Quote every entry word for word.

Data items

[START]

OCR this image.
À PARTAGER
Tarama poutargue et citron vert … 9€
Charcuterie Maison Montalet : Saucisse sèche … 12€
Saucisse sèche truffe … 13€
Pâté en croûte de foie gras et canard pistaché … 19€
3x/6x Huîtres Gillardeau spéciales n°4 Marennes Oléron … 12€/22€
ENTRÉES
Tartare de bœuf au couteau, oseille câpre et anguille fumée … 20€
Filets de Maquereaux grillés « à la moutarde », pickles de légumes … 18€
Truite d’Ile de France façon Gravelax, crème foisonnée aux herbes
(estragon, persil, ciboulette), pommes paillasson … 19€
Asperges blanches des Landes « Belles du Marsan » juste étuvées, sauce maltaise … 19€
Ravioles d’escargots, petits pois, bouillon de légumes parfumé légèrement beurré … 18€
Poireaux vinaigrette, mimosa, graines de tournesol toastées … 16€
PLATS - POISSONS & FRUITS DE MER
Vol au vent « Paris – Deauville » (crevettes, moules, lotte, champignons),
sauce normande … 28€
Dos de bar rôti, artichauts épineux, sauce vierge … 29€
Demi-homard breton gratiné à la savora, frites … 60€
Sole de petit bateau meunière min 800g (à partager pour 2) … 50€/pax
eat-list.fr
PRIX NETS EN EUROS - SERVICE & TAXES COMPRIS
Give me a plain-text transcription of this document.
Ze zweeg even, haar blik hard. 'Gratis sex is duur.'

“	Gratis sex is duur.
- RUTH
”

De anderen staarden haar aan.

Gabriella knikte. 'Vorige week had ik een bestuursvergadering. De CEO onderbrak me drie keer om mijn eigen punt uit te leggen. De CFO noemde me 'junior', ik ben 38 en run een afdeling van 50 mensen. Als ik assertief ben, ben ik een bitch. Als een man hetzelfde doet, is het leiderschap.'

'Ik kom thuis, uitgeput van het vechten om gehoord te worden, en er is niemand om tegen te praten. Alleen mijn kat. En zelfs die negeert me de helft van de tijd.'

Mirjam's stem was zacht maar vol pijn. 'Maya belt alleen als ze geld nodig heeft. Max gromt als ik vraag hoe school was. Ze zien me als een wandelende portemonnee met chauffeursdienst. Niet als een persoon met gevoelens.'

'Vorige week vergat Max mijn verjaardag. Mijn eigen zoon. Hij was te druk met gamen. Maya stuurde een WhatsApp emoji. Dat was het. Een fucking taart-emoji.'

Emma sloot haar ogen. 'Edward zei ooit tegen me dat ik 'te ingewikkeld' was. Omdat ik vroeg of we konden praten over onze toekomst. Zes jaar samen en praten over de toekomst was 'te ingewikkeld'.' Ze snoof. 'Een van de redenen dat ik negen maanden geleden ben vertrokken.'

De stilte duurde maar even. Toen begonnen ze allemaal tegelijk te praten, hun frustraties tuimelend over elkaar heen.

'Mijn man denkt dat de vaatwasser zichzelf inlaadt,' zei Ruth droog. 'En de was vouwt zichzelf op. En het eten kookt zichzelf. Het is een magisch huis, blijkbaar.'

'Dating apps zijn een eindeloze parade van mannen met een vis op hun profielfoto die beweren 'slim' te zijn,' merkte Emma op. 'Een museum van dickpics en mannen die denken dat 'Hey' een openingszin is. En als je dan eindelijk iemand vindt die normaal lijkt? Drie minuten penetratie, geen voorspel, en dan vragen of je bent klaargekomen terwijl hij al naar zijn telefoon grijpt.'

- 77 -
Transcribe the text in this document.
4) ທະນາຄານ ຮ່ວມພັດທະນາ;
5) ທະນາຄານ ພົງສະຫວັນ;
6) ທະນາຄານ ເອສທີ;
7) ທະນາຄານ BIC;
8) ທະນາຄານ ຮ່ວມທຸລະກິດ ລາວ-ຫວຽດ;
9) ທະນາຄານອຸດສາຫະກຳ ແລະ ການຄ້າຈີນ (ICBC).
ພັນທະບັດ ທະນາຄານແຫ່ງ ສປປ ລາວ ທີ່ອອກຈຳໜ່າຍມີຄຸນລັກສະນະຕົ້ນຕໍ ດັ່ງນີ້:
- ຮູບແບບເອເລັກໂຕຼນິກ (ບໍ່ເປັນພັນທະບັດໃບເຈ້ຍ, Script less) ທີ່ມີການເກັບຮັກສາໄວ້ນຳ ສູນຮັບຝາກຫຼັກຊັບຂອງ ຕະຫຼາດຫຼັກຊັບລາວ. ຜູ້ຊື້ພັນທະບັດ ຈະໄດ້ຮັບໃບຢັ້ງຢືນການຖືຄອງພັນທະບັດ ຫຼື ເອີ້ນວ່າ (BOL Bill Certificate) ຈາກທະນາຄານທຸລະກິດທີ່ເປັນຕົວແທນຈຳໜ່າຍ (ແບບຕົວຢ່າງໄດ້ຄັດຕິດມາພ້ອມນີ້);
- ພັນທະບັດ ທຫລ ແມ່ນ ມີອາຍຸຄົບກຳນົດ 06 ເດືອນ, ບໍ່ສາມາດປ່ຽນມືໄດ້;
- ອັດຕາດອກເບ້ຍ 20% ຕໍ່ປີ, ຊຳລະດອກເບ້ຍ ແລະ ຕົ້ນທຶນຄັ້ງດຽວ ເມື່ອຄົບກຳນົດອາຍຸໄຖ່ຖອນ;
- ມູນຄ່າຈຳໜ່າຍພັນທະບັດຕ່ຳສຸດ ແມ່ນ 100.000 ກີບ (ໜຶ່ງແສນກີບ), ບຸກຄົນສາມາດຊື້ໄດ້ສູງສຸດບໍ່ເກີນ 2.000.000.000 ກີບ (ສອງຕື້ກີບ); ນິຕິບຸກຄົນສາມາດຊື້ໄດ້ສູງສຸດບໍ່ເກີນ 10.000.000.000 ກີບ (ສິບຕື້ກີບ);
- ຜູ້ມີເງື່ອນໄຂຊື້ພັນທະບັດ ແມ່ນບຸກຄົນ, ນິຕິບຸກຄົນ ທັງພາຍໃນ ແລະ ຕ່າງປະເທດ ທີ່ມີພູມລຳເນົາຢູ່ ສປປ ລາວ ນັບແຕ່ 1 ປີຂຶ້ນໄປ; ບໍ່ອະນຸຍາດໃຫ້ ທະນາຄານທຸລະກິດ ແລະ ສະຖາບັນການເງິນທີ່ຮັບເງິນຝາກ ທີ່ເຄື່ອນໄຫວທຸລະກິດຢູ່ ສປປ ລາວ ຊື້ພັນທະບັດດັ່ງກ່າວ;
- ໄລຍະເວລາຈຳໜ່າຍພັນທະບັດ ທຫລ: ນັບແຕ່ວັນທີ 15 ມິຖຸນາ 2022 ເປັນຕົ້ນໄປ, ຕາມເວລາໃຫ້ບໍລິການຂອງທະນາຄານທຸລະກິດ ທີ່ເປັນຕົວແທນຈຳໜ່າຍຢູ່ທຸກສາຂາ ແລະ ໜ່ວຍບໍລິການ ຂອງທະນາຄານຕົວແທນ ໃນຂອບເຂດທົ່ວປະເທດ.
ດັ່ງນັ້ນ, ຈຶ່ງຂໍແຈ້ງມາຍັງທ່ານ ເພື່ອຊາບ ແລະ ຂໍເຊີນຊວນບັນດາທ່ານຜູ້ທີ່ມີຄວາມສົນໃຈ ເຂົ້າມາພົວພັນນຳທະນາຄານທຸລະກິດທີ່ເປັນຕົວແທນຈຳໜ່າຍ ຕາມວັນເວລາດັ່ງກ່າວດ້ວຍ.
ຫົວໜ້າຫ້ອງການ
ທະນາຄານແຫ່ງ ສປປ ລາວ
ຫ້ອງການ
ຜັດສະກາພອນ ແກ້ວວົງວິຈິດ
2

[END]

## [SOLUTION TO THE PROBLEM]
OCR this image.
À PARTAGER
Tarama poutargue et citron vert … 9€
Charcuterie Maison Montalet : Saucisse sèche … 12€
Saucisse sèche truffe … 13€
Pâté en croûte de foie gras et canard pistaché … 19€
3x/6x Huîtres Gillardeau spéciales n°4 Marennes Oléron … 12€/22€
ENTRÉES
Tartare de bœuf au couteau, oseille câpre et anguille fumée … 20€
Filets de Maquereaux grillés « à la moutarde », pickles de légumes … 18€
Truite d’Ile de France façon Gravelax, crème foisonnée aux herbes
(estragon, persil, ciboulette), pommes paillasson … 19€
Asperges blanches des Landes « Belles du Marsan » juste étuvées, sauce maltaise … 19€
Ravioles d’escargots, petits pois, bouillon de légumes parfumé légèrement beurré … 18€
Poireaux vinaigrette, mimosa, graines de tournesol toastées … 16€
PLATS - POISSONS & FRUITS DE MER
Vol au vent « Paris – Deauville » (crevettes, moules, lotte, champignons),
sauce normande … 28€
Dos de bar rôti, artichauts épineux, sauce vierge … 29€
Demi-homard breton gratiné à la savora, frites … 60€
Sole de petit bateau meunière min 800g (à partager pour 2) … 50€/pax
eat-list.fr
PRIX NETS EN EUROS - SERVICE & TAXES COMPRIS
Give me a plain-text transcription of this document.
Ze zweeg even, haar blik hard. 'Gratis sex is duur.'

“	Gratis sex is duur.
- RUTH
”

De anderen staarden haar aan.

Gabriella knikte. 'Vorige week had ik een bestuursvergadering. De CEO onderbrak me drie keer om mijn eigen punt uit te leggen. De CFO noemde me 'junior', ik ben 38 en run een afdeling van 50 mensen. Als ik assertief ben, ben ik een bitch. Als een man hetzelfde doet, is het leiderschap.'

'Ik kom thuis, uitgeput van het vechten om gehoord te worden, en er is niemand om tegen te praten. Alleen mijn kat. En zelfs die negeert me de helft van de tijd.'

Mirjam's stem was zacht maar vol pijn. 'Maya belt alleen als ze geld nodig heeft. Max gromt als ik vraag hoe school was. Ze zien me als een wandelende portemonnee met chauffeursdienst. Niet als een persoon met gevoelens.'

'Vorige week vergat Max mijn verjaardag. Mijn eigen zoon. Hij was te druk met gamen. Maya stuurde een WhatsApp emoji. Dat was het. Een fucking taart-emoji.'

Emma sloot haar ogen. 'Edward zei ooit tegen me dat ik 'te ingewikkeld' was. Omdat ik vroeg of we konden praten over onze toekomst. Zes jaar samen en praten over de toekomst was 'te ingewikkeld'.' Ze snoof. 'Een van de redenen dat ik negen maanden geleden ben vertrokken.'

De stilte duurde maar even. Toen begonnen ze allemaal tegelijk te praten, hun frustraties tuimelend over elkaar heen.

'Mijn man denkt dat de vaatwasser zichzelf inlaadt,' zei Ruth droog. 'En de was vouwt zichzelf op. En het eten kookt zichzelf. Het is een magisch huis, blijkbaar.'

'Dating apps zijn een eindeloze parade van mannen met een vis op hun profielfoto die beweren 'slim' te zijn,' merkte Emma op. 'Een museum van dickpics en mannen die denken dat 'Hey' een openingszin is. En als je dan eindelijk iemand vindt die normaal lijkt? Drie minuten penetratie, geen voorspel, en dan vragen of je bent klaargekomen terwijl hij al naar zijn telefoon grijpt.'

- 77 -
Transcribe the text in this document.
4) ທະນາຄານ ຮ່ວມພັດທະນາ;
5) ທະນາຄານ ພົງສະຫວັນ;
6) ທະນາຄານ ເອສທີ;
7) ທະນາຄານ BIC;
8) ທະນາຄານ ຮ່ວມທຸລະກິດ ລາວ-ຫວຽດ;
9) ທະນາຄານອຸດສາຫະກຳ ແລະ ການຄ້າຈີນ (ICBC).
ພັນທະບັດ ທະນາຄານແຫ່ງ ສປປ ລາວ ທີ່ອອກຈຳໜ່າຍມີຄຸນລັກສະນະຕົ້ນຕໍ ດັ່ງນີ້:
- ຮູບແບບເອເລັກໂຕຼນິກ (ບໍ່ເປັນພັນທະບັດໃບເຈ້ຍ, Script less) ທີ່ມີການເກັບຮັກສາໄວ້ນຳ ສູນຮັບຝາກຫຼັກຊັບຂອງ ຕະຫຼາດຫຼັກຊັບລາວ. ຜູ້ຊື້ພັນທະບັດ ຈະໄດ້ຮັບໃບຢັ້ງຢືນການຖືຄອງພັນທະບັດ ຫຼື ເອີ້ນວ່າ (BOL Bill Certificate) ຈາກທະນາຄານທຸລະກິດທີ່ເປັນຕົວແທນຈຳໜ່າຍ (ແບບຕົວຢ່າງໄດ້ຄັດຕິດມາພ້ອມນີ້);
- ພັນທະບັດ ທຫລ ແມ່ນ ມີອາຍຸຄົບກຳນົດ 06 ເດືອນ, ບໍ່ສາມາດປ່ຽນມືໄດ້;
- ອັດຕາດອກເບ້ຍ 20% ຕໍ່ປີ, ຊຳລະດອກເບ້ຍ ແລະ ຕົ້ນທຶນຄັ້ງດຽວ ເມື່ອຄົບກຳນົດອາຍຸໄຖ່ຖອນ;
- ມູນຄ່າຈຳໜ່າຍພັນທະບັດຕ່ຳສຸດ ແມ່ນ 100.000 ກີບ (ໜຶ່ງແສນກີບ), ບຸກຄົນສາມາດຊື້ໄດ້ສູງສຸດບໍ່ເກີນ 2.000.000.000 ກີບ (ສອງຕື້ກີບ); ນິຕິບຸກຄົນສາມາດຊື້ໄດ້ສູງສຸດບໍ່ເກີນ 10.000.000.000 ກີບ (ສິບຕື້ກີບ);
- ຜູ້ມີເງື່ອນໄຂຊື້ພັນທະບັດ ແມ່ນບຸກຄົນ, ນິຕິບຸກຄົນ ທັງພາຍໃນ ແລະ ຕ່າງປະເທດ ທີ່ມີພູມລຳເນົາຢູ່ ສປປ ລາວ ນັບແຕ່ 1 ປີຂຶ້ນໄປ; ບໍ່ອະນຸຍາດໃຫ້ ທະນາຄານທຸລະກິດ ແລະ ສະຖາບັນການເງິນທີ່ຮັບເງິນຝາກ ທີ່ເຄື່ອນໄຫວທຸລະກິດຢູ່ ສປປ ລາວ ຊື້ພັນທະບັດດັ່ງກ່າວ;
- ໄລຍະເວລາຈຳໜ່າຍພັນທະບັດ ທຫລ: ນັບແຕ່ວັນທີ 15 ມິຖຸນາ 2022 ເປັນຕົ້ນໄປ, ຕາມເວລາໃຫ້ບໍລິການຂອງທະນາຄານທຸລະກິດ ທີ່ເປັນຕົວແທນຈຳໜ່າຍຢູ່ທຸກສາຂາ ແລະ ໜ່ວຍບໍລິການ ຂອງທະນາຄານຕົວແທນ ໃນຂອບເຂດທົ່ວປະເທດ.
ດັ່ງນັ້ນ, ຈຶ່ງຂໍແຈ້ງມາຍັງທ່ານ ເພື່ອຊາບ ແລະ ຂໍເຊີນຊວນບັນດາທ່ານຜູ້ທີ່ມີຄວາມສົນໃຈ ເຂົ້າມາພົວພັນນຳທະນາຄານທຸລະກິດທີ່ເປັນຕົວແທນຈຳໜ່າຍ ຕາມວັນເວລາດັ່ງກ່າວດ້ວຍ.
ຫົວໜ້າຫ້ອງການ
ທະນາຄານແຫ່ງ ສປປ ລາວ
ຫ້ອງການ
ຜັດສະກາພອນ ແກ້ວວົງວິຈິດ
2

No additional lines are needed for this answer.